**Set exercise**:
Please turn the records from the beginning up to and including the line with "The suture holes 212 is at (230, 687)." into a two-column CSV with the headers text and answer, one row per record. Quote each field and replace any line breaks inside a field with spaces.

**Record list**:

=-=-=

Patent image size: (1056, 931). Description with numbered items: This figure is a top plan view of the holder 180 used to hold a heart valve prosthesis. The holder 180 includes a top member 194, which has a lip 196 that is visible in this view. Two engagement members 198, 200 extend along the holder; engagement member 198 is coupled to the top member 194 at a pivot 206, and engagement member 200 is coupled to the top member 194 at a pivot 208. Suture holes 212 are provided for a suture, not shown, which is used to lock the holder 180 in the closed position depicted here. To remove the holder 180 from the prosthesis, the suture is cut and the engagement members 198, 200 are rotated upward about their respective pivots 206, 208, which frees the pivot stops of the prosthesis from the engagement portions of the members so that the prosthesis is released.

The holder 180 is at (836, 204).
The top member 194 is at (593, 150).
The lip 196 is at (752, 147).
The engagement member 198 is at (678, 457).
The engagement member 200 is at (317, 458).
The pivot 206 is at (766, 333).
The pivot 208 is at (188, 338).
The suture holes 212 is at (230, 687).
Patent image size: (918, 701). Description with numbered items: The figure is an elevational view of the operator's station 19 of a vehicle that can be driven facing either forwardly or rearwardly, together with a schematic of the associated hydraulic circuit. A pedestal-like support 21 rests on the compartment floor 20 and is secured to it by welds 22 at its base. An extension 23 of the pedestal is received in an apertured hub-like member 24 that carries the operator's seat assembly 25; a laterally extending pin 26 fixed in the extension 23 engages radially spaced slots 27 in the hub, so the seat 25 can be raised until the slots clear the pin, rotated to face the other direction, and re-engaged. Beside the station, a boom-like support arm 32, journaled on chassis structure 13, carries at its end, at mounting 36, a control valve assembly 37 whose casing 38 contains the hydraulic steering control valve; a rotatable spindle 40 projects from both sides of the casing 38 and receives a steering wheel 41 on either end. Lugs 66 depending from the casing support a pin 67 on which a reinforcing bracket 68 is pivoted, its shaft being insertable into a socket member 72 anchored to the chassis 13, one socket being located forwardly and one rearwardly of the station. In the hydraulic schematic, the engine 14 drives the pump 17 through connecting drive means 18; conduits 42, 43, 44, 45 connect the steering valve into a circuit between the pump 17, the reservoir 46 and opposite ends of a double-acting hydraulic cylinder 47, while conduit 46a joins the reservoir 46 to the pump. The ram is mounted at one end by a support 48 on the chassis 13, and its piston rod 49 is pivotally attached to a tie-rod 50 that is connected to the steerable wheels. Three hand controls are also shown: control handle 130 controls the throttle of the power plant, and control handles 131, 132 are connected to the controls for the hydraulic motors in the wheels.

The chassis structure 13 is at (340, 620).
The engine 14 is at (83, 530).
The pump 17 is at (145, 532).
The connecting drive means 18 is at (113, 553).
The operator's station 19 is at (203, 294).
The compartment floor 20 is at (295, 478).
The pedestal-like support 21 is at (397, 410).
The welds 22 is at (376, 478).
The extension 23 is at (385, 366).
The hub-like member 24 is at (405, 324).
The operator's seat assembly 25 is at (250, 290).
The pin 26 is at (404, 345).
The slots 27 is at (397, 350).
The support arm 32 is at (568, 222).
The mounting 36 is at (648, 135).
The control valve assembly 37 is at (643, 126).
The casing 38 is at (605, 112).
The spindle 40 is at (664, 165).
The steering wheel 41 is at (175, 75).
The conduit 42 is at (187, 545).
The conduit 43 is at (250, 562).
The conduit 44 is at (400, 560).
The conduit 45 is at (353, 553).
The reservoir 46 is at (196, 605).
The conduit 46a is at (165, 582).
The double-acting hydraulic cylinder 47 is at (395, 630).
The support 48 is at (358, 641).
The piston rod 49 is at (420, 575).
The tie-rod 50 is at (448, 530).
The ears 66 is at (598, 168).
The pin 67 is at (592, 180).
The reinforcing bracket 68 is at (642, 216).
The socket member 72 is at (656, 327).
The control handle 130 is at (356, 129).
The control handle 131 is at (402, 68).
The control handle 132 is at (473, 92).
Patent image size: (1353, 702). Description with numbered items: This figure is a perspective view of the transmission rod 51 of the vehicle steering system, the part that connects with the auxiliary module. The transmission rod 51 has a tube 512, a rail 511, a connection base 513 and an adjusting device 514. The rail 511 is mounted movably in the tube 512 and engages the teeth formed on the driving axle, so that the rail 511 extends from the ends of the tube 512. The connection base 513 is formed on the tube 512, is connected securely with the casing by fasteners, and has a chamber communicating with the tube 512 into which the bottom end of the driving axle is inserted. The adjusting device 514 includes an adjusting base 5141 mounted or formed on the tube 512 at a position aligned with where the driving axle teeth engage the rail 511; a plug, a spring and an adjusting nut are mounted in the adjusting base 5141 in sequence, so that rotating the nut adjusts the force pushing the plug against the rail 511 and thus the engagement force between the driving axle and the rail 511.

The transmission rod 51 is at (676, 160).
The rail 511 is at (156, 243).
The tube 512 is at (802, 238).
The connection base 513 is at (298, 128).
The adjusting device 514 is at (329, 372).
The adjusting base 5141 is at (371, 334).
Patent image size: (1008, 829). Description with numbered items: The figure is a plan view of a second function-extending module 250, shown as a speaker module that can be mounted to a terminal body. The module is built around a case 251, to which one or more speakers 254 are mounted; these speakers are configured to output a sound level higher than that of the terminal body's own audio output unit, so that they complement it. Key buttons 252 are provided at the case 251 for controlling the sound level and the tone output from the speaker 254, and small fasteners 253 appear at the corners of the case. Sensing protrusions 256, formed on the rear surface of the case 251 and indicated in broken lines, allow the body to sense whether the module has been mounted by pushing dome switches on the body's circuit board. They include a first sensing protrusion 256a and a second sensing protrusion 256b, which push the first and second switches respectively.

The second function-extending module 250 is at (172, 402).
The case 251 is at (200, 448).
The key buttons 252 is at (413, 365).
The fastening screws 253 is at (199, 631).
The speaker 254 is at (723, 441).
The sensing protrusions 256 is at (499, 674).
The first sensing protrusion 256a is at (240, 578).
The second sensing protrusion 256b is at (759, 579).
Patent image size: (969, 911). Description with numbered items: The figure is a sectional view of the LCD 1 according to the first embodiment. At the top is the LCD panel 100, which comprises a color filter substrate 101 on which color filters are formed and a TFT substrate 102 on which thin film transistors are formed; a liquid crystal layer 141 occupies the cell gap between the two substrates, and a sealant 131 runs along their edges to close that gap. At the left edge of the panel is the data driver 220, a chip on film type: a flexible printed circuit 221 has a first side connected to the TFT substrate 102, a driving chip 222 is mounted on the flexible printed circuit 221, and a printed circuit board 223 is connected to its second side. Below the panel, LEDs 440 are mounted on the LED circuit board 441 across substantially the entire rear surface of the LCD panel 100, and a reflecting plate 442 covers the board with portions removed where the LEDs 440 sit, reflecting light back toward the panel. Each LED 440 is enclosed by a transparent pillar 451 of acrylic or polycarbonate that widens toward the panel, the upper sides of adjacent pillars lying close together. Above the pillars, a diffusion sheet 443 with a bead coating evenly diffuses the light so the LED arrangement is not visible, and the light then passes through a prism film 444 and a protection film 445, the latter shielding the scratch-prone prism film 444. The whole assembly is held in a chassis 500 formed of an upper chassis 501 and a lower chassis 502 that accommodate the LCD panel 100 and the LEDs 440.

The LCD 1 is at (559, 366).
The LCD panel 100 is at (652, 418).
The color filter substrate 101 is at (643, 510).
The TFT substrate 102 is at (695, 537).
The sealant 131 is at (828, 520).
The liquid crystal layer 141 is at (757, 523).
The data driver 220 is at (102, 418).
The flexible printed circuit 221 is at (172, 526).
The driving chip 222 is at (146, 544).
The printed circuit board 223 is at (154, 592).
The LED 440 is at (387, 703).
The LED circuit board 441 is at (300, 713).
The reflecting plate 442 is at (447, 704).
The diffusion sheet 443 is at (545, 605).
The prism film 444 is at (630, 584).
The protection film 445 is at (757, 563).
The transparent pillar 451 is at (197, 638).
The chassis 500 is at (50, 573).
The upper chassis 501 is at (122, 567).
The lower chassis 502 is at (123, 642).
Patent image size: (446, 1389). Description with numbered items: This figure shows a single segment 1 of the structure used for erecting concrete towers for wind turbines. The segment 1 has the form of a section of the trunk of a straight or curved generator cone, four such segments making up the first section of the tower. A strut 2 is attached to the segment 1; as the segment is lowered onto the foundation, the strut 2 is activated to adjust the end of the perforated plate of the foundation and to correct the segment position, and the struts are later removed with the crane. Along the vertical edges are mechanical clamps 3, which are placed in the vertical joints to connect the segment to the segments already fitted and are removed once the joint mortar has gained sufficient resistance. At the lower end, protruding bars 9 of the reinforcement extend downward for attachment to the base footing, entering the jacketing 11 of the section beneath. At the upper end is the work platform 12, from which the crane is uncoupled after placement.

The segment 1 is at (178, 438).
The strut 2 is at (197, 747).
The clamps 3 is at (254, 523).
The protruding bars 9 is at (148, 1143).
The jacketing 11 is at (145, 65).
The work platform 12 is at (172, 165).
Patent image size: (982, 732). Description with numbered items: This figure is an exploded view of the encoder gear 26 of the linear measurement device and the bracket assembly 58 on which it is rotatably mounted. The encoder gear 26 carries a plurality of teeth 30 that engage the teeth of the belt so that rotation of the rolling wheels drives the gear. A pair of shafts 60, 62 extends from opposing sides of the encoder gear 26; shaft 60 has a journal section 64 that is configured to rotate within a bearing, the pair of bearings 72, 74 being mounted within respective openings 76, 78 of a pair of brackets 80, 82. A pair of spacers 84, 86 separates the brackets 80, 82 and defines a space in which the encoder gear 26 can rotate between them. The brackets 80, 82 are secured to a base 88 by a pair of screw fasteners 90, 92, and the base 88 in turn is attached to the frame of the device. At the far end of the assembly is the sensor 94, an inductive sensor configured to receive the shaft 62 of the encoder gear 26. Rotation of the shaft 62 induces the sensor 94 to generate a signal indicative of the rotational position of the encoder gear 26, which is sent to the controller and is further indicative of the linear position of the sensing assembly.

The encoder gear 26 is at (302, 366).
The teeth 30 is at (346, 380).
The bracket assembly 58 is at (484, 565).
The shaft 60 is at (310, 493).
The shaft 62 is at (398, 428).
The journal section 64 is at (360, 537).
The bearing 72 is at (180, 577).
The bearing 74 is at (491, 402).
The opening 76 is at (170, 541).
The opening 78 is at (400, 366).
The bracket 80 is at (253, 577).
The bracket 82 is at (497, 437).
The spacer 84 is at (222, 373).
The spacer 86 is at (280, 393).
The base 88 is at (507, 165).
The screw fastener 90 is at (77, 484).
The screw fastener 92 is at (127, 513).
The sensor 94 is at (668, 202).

=-=-=

**The solution**:
text,answer
"Patent image size: (1056, 931). Description with numbered items: This figure is a top plan view of the holder 180 used to hold a heart valve prosthesis. The holder 180 includes a top member 194, which has a lip 196 that is visible in this view. Two engagement members 198, 200 extend along the holder; engagement member 198 is coupled to the top member 194 at a pivot 206, and engagement member 200 is coupled to the top member 194 at a pivot 208. Suture holes 212 are provided for a suture, not shown, which is used to lock the holder 180 in the closed position depicted here. To remove the holder 180 from the prosthesis, the suture is cut and the engagement members 198, 200 are rotated upward about their respective pivots 206, 208, which frees the pivot stops of the prosthesis from the engagement portions of the members so that the prosthesis is released.","The holder 180 is at (836, 204). The top member 194 is at (593, 150). The lip 196 is at (752, 147). The engagement member 198 is at (678, 457). The engagement member 200 is at (317, 458). The pivot 206 is at (766, 333). The pivot 208 is at (188, 338). The suture holes 212 is at (230, 687)."